The request:
Identify all lines in the listing that include the word "this", and copy them out.

Data listing:
|---|

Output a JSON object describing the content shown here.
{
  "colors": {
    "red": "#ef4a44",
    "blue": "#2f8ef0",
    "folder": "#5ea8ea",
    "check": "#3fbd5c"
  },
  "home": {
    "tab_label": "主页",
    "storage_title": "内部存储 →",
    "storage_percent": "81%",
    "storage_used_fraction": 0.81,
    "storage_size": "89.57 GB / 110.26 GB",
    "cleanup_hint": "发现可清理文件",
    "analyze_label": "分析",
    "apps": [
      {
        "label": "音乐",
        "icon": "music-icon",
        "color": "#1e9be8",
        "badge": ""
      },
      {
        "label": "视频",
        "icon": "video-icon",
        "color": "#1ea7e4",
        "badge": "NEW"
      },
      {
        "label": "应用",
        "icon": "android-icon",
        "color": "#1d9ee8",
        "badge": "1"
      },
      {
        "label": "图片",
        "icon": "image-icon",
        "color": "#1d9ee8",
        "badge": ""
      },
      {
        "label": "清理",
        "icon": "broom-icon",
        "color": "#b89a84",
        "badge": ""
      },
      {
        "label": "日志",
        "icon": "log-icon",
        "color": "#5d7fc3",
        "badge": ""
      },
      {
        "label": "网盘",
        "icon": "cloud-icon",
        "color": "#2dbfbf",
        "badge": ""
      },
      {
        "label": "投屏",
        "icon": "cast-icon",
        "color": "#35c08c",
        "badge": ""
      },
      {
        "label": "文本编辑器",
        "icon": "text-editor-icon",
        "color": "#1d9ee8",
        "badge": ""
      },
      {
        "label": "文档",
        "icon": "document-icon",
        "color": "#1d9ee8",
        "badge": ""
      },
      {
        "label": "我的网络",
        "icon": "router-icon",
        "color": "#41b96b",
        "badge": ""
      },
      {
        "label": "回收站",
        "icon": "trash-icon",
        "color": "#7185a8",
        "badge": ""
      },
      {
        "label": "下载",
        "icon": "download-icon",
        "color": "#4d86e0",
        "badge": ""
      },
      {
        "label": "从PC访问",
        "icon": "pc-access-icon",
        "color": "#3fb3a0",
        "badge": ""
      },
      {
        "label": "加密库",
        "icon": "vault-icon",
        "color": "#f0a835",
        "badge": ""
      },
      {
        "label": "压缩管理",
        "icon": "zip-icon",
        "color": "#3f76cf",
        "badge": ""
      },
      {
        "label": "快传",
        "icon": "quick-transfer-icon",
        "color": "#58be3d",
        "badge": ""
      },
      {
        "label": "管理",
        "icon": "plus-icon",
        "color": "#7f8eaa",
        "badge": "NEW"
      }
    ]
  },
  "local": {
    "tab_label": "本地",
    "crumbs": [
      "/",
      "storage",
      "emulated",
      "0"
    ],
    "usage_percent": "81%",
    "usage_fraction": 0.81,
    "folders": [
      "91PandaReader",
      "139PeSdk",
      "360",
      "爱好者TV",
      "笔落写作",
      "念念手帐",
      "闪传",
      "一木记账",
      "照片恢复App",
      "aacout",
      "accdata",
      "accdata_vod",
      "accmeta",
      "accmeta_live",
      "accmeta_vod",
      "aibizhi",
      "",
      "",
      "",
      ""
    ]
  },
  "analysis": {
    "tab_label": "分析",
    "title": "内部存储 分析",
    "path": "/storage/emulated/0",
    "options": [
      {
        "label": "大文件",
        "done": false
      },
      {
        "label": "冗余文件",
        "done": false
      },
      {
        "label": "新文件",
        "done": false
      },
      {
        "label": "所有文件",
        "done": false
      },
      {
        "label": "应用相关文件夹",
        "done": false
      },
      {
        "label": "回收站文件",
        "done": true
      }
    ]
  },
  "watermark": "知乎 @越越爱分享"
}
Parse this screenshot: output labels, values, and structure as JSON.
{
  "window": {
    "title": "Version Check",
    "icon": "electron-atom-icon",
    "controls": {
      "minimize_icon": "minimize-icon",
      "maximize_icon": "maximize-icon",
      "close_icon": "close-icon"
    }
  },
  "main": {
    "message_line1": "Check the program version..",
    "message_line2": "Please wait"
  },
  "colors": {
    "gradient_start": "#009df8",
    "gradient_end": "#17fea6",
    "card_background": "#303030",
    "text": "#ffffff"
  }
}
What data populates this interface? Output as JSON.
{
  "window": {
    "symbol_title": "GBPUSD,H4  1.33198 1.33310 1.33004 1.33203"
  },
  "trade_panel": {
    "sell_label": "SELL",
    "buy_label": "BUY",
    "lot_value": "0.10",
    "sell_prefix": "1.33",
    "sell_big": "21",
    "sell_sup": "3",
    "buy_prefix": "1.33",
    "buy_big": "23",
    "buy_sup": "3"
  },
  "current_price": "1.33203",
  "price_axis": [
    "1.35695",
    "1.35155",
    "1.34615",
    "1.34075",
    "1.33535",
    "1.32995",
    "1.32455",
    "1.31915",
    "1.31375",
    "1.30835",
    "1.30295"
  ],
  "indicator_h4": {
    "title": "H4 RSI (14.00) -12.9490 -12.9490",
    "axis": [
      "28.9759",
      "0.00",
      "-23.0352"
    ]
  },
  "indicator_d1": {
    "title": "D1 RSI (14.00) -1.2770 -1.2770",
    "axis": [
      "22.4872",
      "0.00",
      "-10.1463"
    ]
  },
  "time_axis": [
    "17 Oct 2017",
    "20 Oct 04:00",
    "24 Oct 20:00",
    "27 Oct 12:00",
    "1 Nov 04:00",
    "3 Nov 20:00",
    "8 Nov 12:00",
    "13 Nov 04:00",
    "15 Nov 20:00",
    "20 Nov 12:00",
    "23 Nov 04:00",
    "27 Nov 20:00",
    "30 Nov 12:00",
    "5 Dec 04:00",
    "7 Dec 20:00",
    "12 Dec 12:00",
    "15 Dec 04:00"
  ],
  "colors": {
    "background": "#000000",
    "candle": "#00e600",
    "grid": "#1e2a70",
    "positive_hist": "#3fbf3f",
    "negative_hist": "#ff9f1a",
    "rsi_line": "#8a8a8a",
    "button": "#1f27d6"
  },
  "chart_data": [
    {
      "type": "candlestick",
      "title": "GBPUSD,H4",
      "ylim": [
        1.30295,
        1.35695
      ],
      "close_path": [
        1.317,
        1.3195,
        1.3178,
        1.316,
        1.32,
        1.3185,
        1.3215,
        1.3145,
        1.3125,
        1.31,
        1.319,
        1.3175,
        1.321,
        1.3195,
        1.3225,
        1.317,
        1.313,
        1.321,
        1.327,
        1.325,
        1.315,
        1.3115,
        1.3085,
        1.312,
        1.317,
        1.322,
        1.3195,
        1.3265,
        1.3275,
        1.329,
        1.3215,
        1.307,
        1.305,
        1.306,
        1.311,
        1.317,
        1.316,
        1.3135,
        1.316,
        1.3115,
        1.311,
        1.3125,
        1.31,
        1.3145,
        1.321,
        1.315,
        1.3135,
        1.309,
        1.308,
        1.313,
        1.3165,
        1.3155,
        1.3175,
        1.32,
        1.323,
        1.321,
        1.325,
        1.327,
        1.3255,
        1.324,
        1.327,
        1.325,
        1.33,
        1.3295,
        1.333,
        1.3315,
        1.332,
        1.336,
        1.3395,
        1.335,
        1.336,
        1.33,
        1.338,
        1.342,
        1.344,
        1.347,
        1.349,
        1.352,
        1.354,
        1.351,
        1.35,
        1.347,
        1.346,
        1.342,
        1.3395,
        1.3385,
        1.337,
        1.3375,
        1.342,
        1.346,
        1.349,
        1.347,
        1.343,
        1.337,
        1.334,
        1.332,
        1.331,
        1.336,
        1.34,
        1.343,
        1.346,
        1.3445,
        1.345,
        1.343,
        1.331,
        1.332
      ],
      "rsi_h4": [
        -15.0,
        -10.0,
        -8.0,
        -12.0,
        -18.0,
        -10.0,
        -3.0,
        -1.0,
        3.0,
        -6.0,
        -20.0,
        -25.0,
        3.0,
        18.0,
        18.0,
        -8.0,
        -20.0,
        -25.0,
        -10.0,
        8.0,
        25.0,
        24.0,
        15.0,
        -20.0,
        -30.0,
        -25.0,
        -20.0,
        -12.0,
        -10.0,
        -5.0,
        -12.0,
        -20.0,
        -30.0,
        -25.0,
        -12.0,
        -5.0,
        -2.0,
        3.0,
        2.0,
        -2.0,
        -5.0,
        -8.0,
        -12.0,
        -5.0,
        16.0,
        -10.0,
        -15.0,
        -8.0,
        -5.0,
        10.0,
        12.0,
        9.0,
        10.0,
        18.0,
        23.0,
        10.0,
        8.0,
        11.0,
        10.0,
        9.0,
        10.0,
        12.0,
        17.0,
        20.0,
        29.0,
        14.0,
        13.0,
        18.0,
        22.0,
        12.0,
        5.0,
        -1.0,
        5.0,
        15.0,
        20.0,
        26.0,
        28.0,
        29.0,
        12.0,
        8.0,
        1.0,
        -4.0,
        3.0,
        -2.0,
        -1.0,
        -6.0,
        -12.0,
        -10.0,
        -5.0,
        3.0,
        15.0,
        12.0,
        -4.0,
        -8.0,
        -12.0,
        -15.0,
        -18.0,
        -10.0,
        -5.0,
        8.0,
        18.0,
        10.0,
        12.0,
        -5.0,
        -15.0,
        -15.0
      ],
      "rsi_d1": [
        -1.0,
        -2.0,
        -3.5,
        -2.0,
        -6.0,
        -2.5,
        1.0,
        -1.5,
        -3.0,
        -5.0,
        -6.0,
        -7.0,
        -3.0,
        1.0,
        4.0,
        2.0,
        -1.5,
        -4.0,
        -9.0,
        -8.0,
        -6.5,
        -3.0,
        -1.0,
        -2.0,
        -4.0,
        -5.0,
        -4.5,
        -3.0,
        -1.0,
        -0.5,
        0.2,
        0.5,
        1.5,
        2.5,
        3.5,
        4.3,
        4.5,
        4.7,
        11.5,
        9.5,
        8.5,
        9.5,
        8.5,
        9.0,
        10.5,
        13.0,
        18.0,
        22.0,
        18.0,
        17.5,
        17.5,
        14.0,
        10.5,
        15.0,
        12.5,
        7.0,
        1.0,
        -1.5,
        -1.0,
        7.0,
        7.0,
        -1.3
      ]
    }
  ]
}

|---|

Written response:
Parse this screenshot: output labels, values, and structure as JSON.
What data populates this interface? Output as JSON.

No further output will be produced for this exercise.